'''

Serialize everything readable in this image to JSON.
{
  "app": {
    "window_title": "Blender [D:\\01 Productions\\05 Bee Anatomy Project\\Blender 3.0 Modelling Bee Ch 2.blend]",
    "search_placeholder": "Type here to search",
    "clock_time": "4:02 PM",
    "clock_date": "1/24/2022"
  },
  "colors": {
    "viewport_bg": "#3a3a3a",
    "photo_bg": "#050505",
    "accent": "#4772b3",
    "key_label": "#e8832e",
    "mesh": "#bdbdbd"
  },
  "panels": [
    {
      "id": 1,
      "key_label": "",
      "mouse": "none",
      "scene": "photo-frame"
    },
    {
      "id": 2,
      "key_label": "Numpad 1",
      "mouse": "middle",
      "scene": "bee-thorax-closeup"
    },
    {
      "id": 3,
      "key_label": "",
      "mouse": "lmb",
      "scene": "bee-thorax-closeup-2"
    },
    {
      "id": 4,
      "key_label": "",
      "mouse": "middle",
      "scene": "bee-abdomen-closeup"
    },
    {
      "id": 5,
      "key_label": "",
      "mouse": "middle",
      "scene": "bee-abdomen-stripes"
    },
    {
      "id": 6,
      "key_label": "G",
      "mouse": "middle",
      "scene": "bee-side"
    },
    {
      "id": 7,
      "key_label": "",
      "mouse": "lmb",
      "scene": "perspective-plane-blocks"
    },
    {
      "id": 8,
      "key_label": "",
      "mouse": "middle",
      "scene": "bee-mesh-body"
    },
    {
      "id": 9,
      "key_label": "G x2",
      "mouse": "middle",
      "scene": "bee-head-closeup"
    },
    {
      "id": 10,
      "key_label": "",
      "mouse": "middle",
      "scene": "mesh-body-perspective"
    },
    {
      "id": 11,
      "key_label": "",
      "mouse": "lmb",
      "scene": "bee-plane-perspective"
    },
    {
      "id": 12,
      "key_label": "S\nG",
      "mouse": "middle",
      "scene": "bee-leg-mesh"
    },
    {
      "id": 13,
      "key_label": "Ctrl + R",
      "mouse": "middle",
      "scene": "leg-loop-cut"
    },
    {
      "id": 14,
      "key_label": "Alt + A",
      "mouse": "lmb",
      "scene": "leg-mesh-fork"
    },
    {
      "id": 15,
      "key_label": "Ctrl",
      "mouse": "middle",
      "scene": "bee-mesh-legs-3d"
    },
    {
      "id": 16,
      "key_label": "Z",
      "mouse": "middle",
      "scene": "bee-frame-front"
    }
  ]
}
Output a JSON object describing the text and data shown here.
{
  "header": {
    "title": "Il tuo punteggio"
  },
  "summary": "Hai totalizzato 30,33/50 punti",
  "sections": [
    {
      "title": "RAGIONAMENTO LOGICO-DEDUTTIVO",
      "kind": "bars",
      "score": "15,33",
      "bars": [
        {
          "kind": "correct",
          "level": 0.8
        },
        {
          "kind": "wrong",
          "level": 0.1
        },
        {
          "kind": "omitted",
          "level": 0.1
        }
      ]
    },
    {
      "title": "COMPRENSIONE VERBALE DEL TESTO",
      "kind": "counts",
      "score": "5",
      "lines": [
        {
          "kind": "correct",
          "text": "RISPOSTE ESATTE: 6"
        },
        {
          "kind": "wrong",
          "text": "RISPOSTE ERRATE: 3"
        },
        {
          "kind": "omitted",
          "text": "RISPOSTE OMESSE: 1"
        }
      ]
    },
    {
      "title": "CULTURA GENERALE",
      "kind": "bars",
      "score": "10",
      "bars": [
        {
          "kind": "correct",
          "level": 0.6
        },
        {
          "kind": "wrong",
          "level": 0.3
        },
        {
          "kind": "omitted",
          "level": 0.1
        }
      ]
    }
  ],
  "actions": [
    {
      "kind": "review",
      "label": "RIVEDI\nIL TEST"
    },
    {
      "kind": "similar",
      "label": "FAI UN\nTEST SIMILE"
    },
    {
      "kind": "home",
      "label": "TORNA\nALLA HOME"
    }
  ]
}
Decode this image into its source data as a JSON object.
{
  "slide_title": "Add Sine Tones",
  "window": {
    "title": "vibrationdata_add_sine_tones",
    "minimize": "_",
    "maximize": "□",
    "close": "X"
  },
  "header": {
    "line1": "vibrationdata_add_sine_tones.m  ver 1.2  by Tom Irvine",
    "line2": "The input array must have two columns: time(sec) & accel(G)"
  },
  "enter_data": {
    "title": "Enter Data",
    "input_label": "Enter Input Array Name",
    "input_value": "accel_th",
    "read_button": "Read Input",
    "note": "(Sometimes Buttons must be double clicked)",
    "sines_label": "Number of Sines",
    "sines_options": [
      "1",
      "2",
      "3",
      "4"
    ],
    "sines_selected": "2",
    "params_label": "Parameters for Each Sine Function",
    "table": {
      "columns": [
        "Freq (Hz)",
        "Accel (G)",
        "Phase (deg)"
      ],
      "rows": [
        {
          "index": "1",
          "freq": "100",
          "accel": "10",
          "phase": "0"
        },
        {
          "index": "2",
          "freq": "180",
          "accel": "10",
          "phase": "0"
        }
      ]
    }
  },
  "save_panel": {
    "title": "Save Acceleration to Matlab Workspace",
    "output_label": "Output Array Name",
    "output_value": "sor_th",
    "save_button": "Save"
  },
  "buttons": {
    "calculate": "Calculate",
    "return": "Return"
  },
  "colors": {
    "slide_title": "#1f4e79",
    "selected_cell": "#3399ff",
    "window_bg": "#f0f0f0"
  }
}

'''

DIRECTIONS :: Pull out all lines from the entries above in which the word "abdomen" appears.

COMPLETE RESPONSE ::
      "scene": "bee-abdomen-closeup"
      "scene": "bee-abdomen-stripes"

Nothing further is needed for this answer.